Qu’est-ce qu’être français ? Qu’est-ce que la nation française (depuis la célèbre conférence de Renan, on ne se pose plus trop la question de savoir ce qu’est une nation, ce concept avant tout germanique et pas du tout français, n’en déplaise aux nationalistes qui défendent une France idéale) ? Pour répondre à ces questions qui n’arrêtent pas de diviser nos concitoyens, encore faut-il savoir de quoi on parle, c’est à dire quand est-ce que le concept de France a commencé à avoir un début d’existence. Et de plus à quoi correspond-il. En quelque sorte quelles sont ses racines ?
La réponse est d’une grande complexité car avec le temps, elle a changé, évolué. Ce qui est certain, c’est que nous baignons encore dans l’idéologie forgée sous le Second Empire et la Troisième République, c’est à dire une série de mythes qui n’ont qu’un lien très tenu avec l’Histoire.

*Données à traiter*.
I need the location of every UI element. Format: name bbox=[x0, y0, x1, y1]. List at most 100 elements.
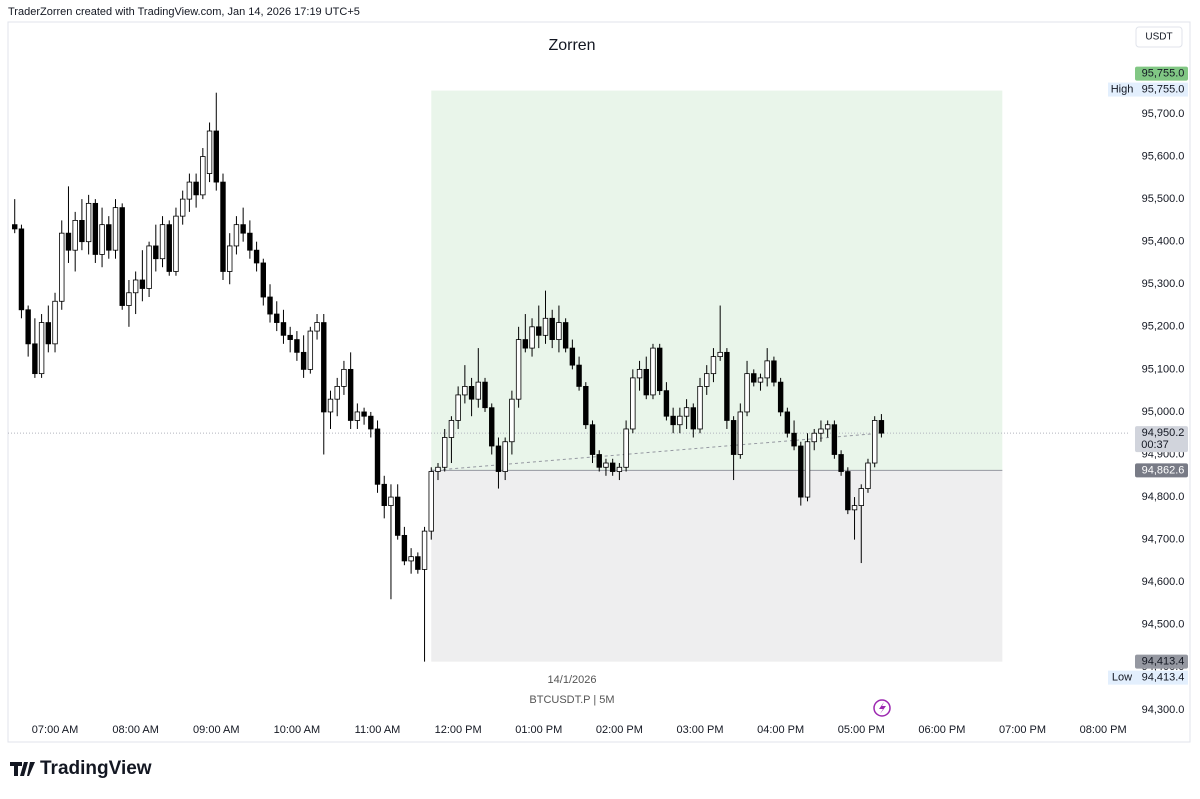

* * *

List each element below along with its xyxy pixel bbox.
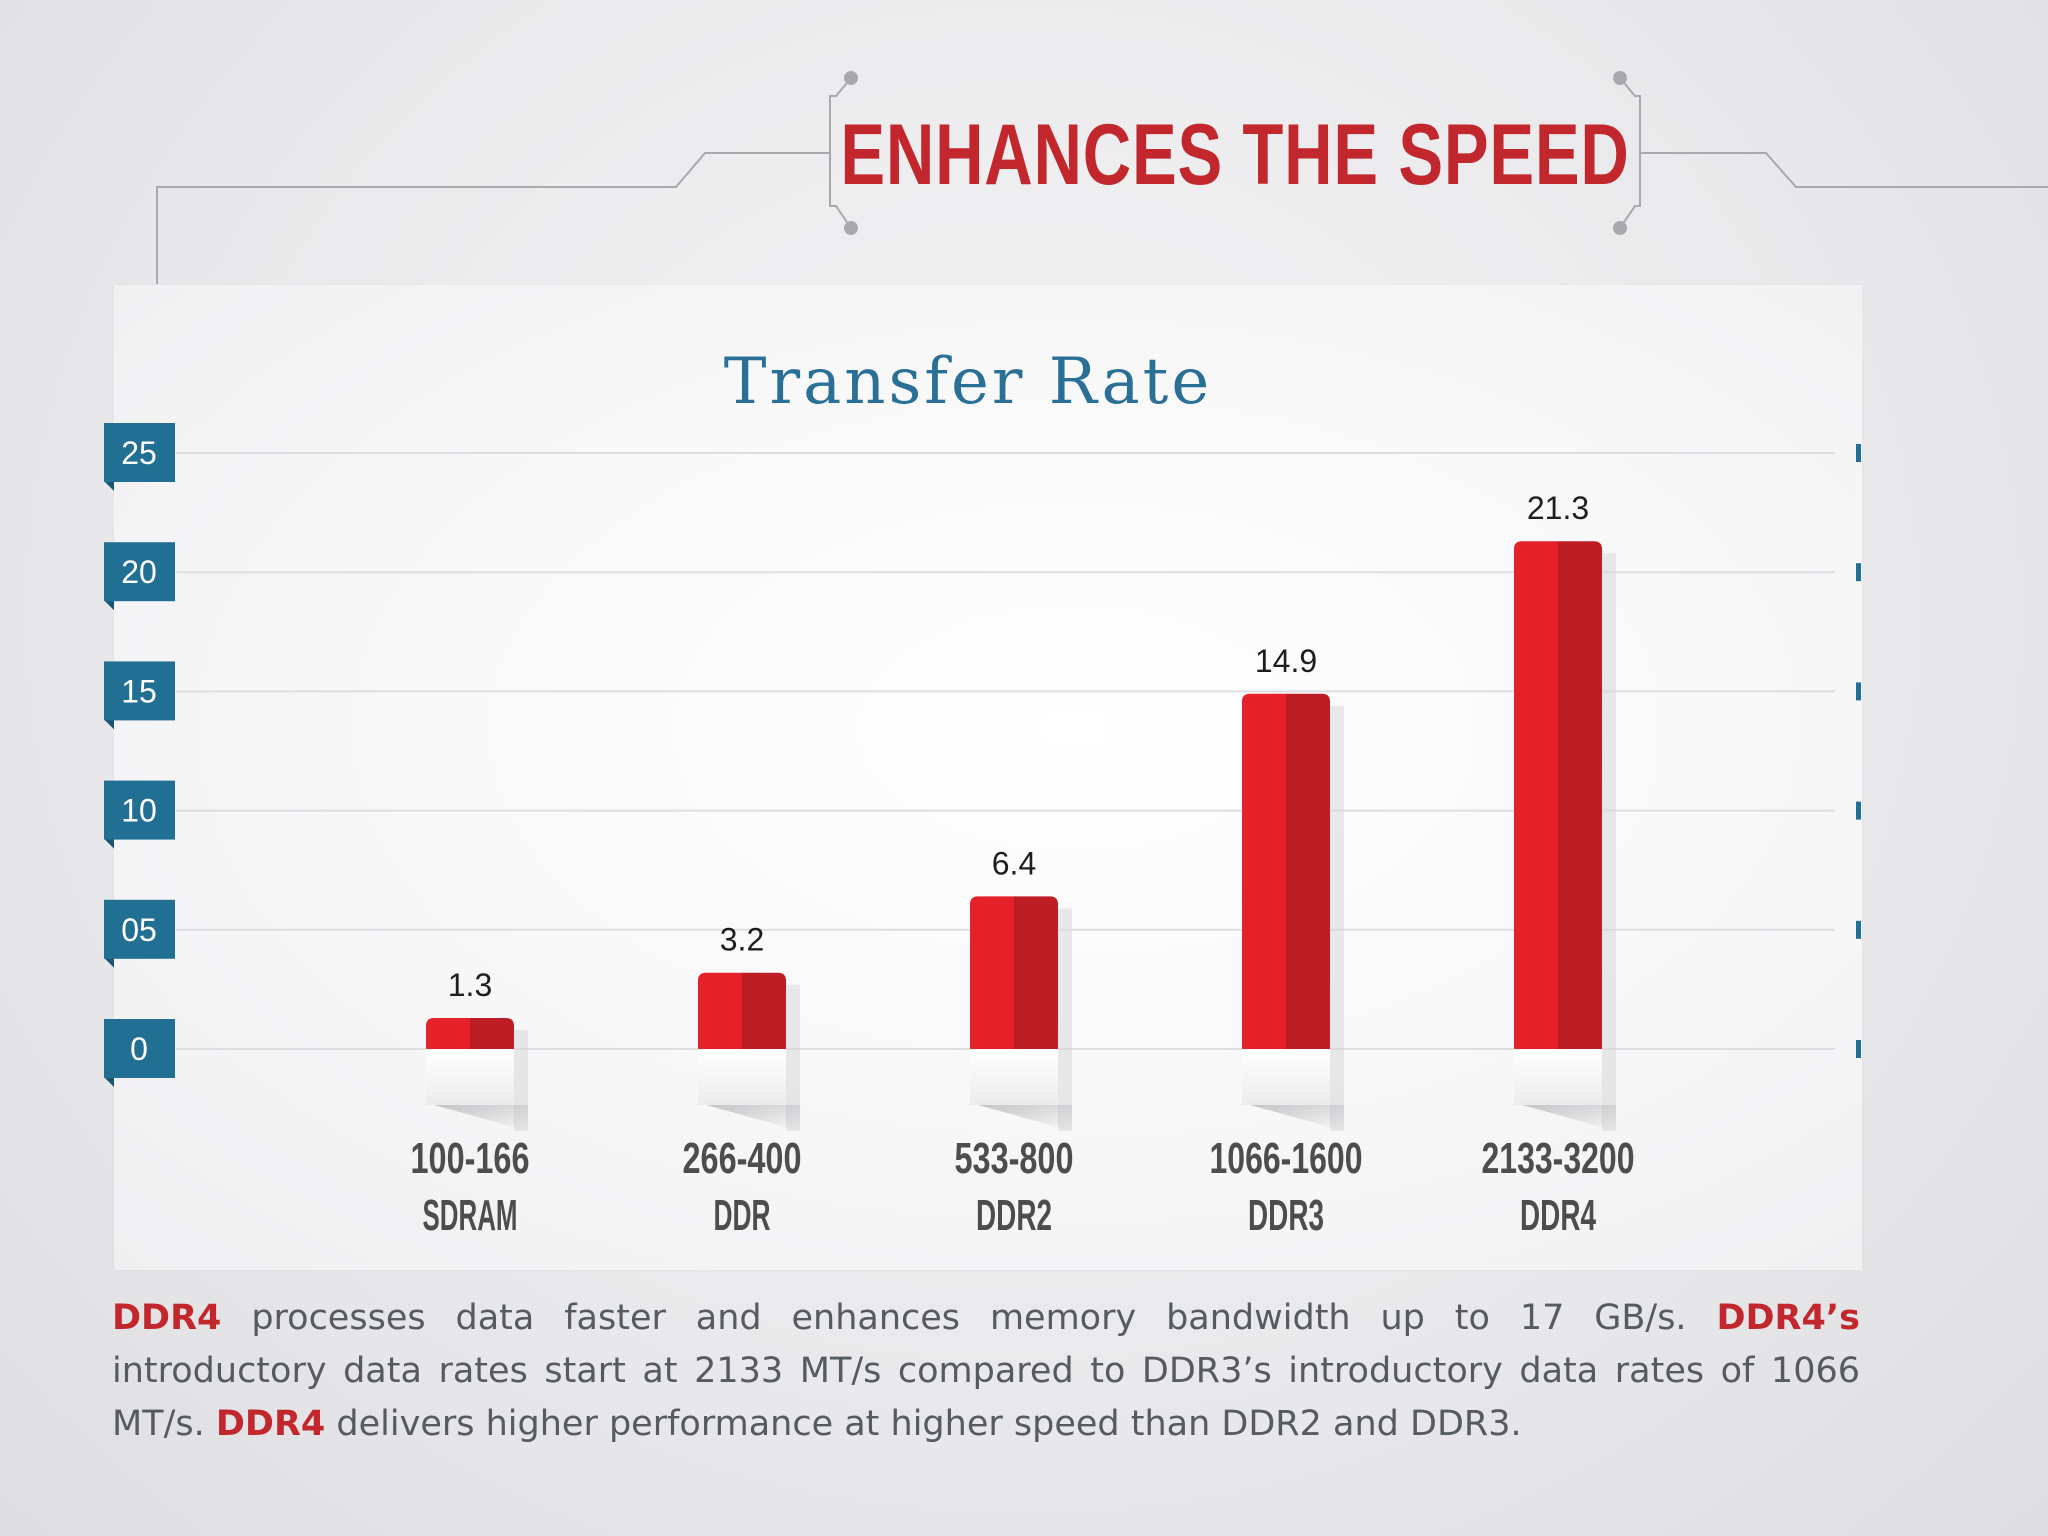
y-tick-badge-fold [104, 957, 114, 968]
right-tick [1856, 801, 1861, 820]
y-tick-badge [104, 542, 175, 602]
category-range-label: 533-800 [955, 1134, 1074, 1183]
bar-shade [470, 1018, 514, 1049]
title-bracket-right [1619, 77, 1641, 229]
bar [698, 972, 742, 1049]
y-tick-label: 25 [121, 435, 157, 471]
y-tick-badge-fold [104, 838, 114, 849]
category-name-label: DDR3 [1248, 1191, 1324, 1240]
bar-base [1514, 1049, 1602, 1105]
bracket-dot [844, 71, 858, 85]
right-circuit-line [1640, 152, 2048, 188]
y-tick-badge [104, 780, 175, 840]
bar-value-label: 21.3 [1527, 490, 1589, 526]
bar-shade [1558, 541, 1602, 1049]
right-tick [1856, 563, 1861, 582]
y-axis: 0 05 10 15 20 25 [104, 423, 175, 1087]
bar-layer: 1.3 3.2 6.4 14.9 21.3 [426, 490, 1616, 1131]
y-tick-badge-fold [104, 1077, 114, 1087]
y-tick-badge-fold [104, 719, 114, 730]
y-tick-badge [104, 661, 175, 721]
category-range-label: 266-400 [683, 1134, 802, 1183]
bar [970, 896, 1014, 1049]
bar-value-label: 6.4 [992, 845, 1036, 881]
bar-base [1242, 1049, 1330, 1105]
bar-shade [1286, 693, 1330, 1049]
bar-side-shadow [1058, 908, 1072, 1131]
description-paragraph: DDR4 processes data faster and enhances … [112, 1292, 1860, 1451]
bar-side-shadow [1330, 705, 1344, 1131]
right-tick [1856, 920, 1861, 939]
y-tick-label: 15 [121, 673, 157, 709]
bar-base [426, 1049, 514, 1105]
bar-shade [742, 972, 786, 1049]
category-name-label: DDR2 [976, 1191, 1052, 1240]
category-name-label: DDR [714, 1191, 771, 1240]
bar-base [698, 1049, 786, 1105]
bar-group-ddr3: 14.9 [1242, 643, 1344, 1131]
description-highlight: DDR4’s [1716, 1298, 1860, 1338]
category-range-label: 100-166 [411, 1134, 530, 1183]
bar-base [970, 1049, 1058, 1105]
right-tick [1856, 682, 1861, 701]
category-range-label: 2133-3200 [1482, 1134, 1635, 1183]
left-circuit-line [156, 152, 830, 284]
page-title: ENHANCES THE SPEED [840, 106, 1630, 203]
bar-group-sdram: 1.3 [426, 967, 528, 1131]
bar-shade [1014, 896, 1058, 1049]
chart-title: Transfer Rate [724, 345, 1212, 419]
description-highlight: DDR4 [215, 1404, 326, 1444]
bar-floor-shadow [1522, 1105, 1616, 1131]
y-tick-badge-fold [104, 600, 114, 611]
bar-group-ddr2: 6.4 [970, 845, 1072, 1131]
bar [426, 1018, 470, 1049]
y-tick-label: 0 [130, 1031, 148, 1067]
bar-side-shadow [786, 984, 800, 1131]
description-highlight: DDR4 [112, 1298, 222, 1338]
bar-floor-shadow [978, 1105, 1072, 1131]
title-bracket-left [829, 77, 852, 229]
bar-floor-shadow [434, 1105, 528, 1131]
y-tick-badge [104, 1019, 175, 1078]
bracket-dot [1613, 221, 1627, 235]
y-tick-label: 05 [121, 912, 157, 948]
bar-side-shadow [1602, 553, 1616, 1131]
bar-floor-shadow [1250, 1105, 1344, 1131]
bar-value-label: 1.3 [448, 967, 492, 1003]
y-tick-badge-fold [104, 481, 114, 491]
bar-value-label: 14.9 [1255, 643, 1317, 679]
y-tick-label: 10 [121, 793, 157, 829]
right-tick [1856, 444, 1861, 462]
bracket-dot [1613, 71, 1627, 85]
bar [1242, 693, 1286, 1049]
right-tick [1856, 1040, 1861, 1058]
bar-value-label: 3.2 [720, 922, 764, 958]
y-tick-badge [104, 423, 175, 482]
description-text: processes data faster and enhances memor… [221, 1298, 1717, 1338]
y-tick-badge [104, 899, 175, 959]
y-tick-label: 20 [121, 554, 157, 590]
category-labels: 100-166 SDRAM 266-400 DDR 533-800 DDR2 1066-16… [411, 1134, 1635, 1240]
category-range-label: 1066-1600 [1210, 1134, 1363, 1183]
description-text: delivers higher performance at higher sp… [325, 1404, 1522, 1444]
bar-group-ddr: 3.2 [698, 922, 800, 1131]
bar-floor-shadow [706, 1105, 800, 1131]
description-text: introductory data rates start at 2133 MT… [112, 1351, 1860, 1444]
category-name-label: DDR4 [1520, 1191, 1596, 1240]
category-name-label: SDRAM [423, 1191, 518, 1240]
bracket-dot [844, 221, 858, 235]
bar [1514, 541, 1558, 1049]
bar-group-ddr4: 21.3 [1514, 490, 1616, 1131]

*Consigne A*.
D'après le texte à lire, quelle est avant tout l'origine du concept de nation ?
*Consigne B*.
Relevez chaque ligne des enregistrements qui contient la chaîne « shade ».

*Réponse complète A*.
Le concept de nation est avant tout germanique, et pas du tout français.

*Réponse complète B*.
bar-shade [470, 1018, 514, 1049]
bar-shade [1558, 541, 1602, 1049]
bar-shade [1286, 693, 1330, 1049]
bar-shade [742, 972, 786, 1049]
bar-shade [1014, 896, 1058, 1049]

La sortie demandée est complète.